> _Stated exercise_
Exactly reproduce the entries, dropping any pictures from your copy.

> _Entries_
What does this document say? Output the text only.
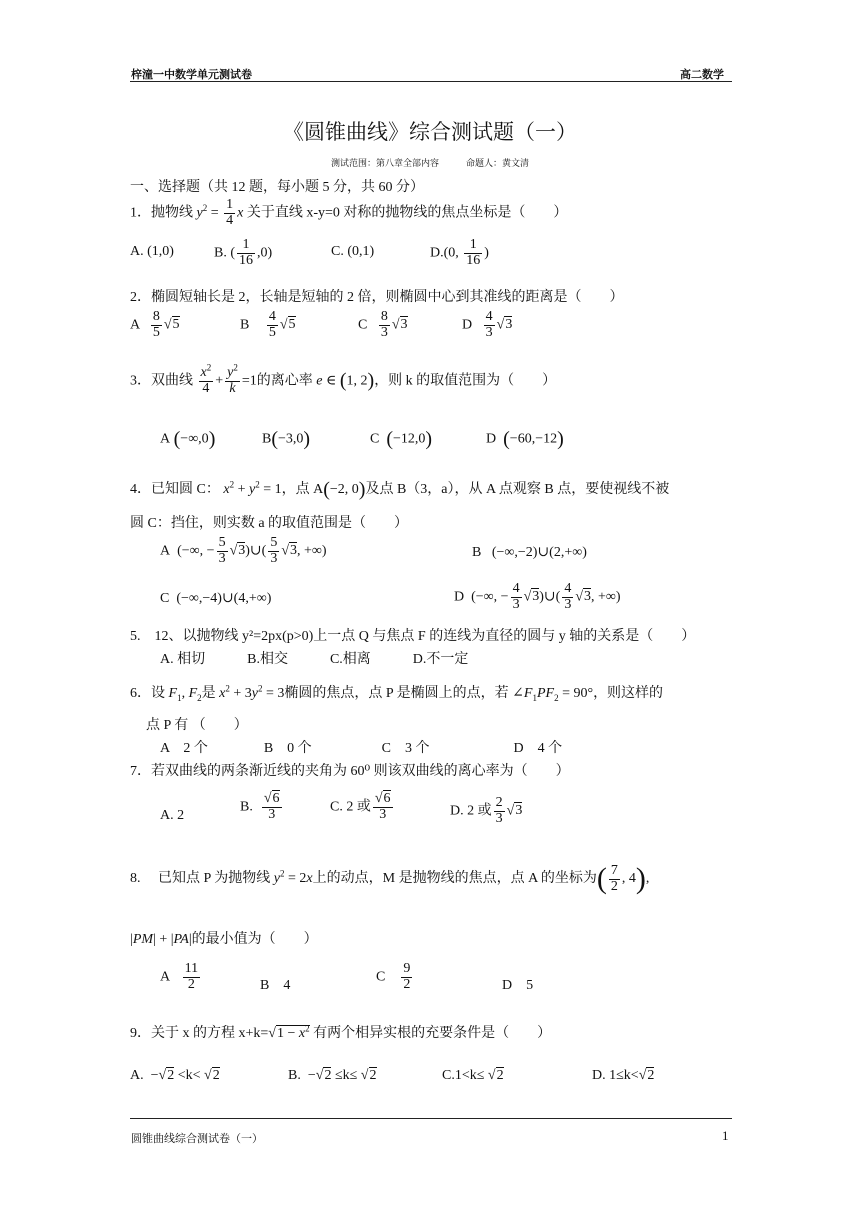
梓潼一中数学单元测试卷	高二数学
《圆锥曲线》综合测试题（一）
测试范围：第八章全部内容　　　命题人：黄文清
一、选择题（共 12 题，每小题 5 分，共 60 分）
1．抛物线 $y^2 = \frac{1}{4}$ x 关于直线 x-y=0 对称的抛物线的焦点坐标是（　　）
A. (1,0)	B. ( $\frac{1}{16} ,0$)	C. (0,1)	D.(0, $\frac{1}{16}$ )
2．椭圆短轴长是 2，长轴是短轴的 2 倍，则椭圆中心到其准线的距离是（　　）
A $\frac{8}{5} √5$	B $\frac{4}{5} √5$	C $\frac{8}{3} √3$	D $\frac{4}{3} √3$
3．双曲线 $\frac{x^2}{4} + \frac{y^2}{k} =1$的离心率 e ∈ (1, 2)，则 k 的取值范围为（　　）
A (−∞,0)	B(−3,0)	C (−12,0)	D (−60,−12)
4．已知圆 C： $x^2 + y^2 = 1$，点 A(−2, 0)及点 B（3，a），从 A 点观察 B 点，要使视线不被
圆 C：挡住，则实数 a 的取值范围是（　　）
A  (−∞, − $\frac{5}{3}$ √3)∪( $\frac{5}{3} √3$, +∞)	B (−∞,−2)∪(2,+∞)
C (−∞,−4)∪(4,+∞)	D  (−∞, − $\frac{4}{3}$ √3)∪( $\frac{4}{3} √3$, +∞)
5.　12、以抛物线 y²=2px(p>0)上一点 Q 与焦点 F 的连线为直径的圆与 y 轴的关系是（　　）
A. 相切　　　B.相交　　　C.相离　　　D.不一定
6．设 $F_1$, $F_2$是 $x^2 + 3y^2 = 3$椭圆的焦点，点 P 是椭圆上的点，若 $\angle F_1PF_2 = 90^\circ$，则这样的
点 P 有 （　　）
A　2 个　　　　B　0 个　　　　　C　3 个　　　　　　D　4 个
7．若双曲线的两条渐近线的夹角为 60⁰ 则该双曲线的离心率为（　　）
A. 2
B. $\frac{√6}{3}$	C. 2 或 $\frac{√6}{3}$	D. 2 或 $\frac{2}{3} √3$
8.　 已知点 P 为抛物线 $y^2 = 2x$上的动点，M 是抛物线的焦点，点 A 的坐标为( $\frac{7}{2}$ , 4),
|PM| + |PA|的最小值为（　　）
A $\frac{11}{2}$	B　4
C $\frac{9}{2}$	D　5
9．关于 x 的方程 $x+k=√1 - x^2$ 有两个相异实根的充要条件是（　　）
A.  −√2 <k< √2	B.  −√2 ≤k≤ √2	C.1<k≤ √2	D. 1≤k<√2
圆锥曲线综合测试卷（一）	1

> _Task answer_
What does this document say? Output the text only.
梓潼一中数学单元测试卷	高二数学
《圆锥曲线》综合测试题（一）
测试范围：第八章全部内容　　　命题人：黄文清
一、选择题（共 12 题，每小题 5 分，共 60 分）
1．抛物线 $y^2 = \frac{1}{4}$ x 关于直线 x-y=0 对称的抛物线的焦点坐标是（　　）
A. (1,0)	B. ( $\frac{1}{16} ,0$)	C. (0,1)	D.(0, $\frac{1}{16}$ )
2．椭圆短轴长是 2，长轴是短轴的 2 倍，则椭圆中心到其准线的距离是（　　）
A $\frac{8}{5} √5$	B $\frac{4}{5} √5$	C $\frac{8}{3} √3$	D $\frac{4}{3} √3$
3．双曲线 $\frac{x^2}{4} + \frac{y^2}{k} =1$的离心率 e ∈ (1, 2)，则 k 的取值范围为（　　）
A (−∞,0)	B(−3,0)	C (−12,0)	D (−60,−12)
4．已知圆 C： $x^2 + y^2 = 1$，点 A(−2, 0)及点 B（3，a），从 A 点观察 B 点，要使视线不被
圆 C：挡住，则实数 a 的取值范围是（　　）
A  (−∞, − $\frac{5}{3}$ √3)∪( $\frac{5}{3} √3$, +∞)	B (−∞,−2)∪(2,+∞)
C (−∞,−4)∪(4,+∞)	D  (−∞, − $\frac{4}{3}$ √3)∪( $\frac{4}{3} √3$, +∞)
5.　12、以抛物线 y²=2px(p>0)上一点 Q 与焦点 F 的连线为直径的圆与 y 轴的关系是（　　）
A. 相切　　　B.相交　　　C.相离　　　D.不一定
6．设 $F_1$, $F_2$是 $x^2 + 3y^2 = 3$椭圆的焦点，点 P 是椭圆上的点，若 $\angle F_1PF_2 = 90^\circ$，则这样的
点 P 有 （　　）
A　2 个　　　　B　0 个　　　　　C　3 个　　　　　　D　4 个
7．若双曲线的两条渐近线的夹角为 60⁰ 则该双曲线的离心率为（　　）
A. 2
B. $\frac{√6}{3}$	C. 2 或 $\frac{√6}{3}$	D. 2 或 $\frac{2}{3} √3$
8.　 已知点 P 为抛物线 $y^2 = 2x$上的动点，M 是抛物线的焦点，点 A 的坐标为( $\frac{7}{2}$ , 4),
|PM| + |PA|的最小值为（　　）
A $\frac{11}{2}$	B　4
C $\frac{9}{2}$	D　5
9．关于 x 的方程 $x+k=√1 - x^2$ 有两个相异实根的充要条件是（　　）
A.  −√2 <k< √2	B.  −√2 ≤k≤ √2	C.1<k≤ √2	D. 1≤k<√2
圆锥曲线综合测试卷（一）	1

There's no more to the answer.